Task instructions: Copy every entry precisely.

Stored dataset items:
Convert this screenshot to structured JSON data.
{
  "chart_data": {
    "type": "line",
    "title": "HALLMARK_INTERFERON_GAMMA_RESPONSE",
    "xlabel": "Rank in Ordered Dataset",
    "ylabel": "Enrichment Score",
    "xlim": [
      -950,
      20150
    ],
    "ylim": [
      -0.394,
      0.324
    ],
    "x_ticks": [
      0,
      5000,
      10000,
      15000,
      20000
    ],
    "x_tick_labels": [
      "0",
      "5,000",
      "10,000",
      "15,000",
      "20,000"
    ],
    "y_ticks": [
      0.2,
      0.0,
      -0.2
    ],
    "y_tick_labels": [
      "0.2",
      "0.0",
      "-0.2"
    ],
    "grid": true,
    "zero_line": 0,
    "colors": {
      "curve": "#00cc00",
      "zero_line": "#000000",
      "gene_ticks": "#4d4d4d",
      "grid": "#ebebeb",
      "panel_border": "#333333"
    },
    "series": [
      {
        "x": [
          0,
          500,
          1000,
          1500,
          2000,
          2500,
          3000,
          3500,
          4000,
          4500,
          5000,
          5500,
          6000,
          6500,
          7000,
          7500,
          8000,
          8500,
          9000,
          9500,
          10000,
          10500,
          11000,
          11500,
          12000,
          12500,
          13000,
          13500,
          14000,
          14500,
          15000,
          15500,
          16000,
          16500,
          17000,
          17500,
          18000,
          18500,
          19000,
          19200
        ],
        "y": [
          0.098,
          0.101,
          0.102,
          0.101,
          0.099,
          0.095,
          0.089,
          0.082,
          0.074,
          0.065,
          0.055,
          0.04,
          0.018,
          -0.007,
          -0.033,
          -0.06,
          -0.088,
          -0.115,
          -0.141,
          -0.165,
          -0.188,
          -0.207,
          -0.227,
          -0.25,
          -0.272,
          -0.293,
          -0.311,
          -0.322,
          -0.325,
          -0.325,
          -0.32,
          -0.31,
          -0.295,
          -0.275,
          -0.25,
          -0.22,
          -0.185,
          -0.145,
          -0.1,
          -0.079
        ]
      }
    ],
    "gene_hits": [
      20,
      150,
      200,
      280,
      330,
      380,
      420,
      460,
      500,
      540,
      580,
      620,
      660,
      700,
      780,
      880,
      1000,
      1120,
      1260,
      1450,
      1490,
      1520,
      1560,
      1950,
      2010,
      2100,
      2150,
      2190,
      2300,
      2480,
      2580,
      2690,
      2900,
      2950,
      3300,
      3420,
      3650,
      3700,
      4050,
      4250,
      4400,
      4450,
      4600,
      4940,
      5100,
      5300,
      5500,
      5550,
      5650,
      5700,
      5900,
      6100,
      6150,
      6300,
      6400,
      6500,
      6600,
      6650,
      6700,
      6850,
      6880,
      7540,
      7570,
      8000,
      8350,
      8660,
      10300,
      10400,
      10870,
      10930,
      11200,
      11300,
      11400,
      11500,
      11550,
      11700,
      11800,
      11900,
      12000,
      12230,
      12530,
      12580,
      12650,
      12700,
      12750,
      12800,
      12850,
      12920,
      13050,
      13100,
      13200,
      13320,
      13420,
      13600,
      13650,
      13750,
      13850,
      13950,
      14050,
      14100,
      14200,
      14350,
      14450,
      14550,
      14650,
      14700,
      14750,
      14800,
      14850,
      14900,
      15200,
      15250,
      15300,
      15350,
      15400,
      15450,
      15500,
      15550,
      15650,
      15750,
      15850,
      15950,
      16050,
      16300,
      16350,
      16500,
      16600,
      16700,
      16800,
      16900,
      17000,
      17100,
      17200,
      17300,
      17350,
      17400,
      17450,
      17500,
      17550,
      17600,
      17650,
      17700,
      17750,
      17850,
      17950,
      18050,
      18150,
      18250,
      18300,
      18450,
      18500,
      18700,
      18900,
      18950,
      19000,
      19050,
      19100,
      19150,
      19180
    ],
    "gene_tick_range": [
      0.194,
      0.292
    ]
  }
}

Exercise result:
Convert this screenshot to structured JSON data.
{
  "chart_data": {
    "type": "line",
    "title": "HALLMARK_INTERFERON_GAMMA_RESPONSE",
    "xlabel": "Rank in Ordered Dataset",
    "ylabel": "Enrichment Score",
    "xlim": [
      -950,
      20150
    ],
    "ylim": [
      -0.394,
      0.324
    ],
    "x_ticks": [
      0,
      5000,
      10000,
      15000,
      20000
    ],
    "x_tick_labels": [
      "0",
      "5,000",
      "10,000",
      "15,000",
      "20,000"
    ],
    "y_ticks": [
      0.2,
      0.0,
      -0.2
    ],
    "y_tick_labels": [
      "0.2",
      "0.0",
      "-0.2"
    ],
    "grid": true,
    "zero_line": 0,
    "colors": {
      "curve": "#00cc00",
      "zero_line": "#000000",
      "gene_ticks": "#4d4d4d",
      "grid": "#ebebeb",
      "panel_border": "#333333"
    },
    "series": [
      {
        "x": [
          0,
          500,
          1000,
          1500,
          2000,
          2500,
          3000,
          3500,
          4000,
          4500,
          5000,
          5500,
          6000,
          6500,
          7000,
          7500,
          8000,
          8500,
          9000,
          9500,
          10000,
          10500,
          11000,
          11500,
          12000,
          12500,
          13000,
          13500,
          14000,
          14500,
          15000,
          15500,
          16000,
          16500,
          17000,
          17500,
          18000,
          18500,
          19000,
          19200
        ],
        "y": [
          0.098,
          0.101,
          0.102,
          0.101,
          0.099,
          0.095,
          0.089,
          0.082,
          0.074,
          0.065,
          0.055,
          0.04,
          0.018,
          -0.007,
          -0.033,
          -0.06,
          -0.088,
          -0.115,
          -0.141,
          -0.165,
          -0.188,
          -0.207,
          -0.227,
          -0.25,
          -0.272,
          -0.293,
          -0.311,
          -0.322,
          -0.325,
          -0.325,
          -0.32,
          -0.31,
          -0.295,
          -0.275,
          -0.25,
          -0.22,
          -0.185,
          -0.145,
          -0.1,
          -0.079
        ]
      }
    ],
    "gene_hits": [
      20,
      150,
      200,
      280,
      330,
      380,
      420,
      460,
      500,
      540,
      580,
      620,
      660,
      700,
      780,
      880,
      1000,
      1120,
      1260,
      1450,
      1490,
      1520,
      1560,
      1950,
      2010,
      2100,
      2150,
      2190,
      2300,
      2480,
      2580,
      2690,
      2900,
      2950,
      3300,
      3420,
      3650,
      3700,
      4050,
      4250,
      4400,
      4450,
      4600,
      4940,
      5100,
      5300,
      5500,
      5550,
      5650,
      5700,
      5900,
      6100,
      6150,
      6300,
      6400,
      6500,
      6600,
      6650,
      6700,
      6850,
      6880,
      7540,
      7570,
      8000,
      8350,
      8660,
      10300,
      10400,
      10870,
      10930,
      11200,
      11300,
      11400,
      11500,
      11550,
      11700,
      11800,
      11900,
      12000,
      12230,
      12530,
      12580,
      12650,
      12700,
      12750,
      12800,
      12850,
      12920,
      13050,
      13100,
      13200,
      13320,
      13420,
      13600,
      13650,
      13750,
      13850,
      13950,
      14050,
      14100,
      14200,
      14350,
      14450,
      14550,
      14650,
      14700,
      14750,
      14800,
      14850,
      14900,
      15200,
      15250,
      15300,
      15350,
      15400,
      15450,
      15500,
      15550,
      15650,
      15750,
      15850,
      15950,
      16050,
      16300,
      16350,
      16500,
      16600,
      16700,
      16800,
      16900,
      17000,
      17100,
      17200,
      17300,
      17350,
      17400,
      17450,
      17500,
      17550,
      17600,
      17650,
      17700,
      17750,
      17850,
      17950,
      18050,
      18150,
      18250,
      18300,
      18450,
      18500,
      18700,
      18900,
      18950,
      19000,
      19050,
      19100,
      19150,
      19180
    ],
    "gene_tick_range": [
      0.194,
      0.292
    ]
  }
}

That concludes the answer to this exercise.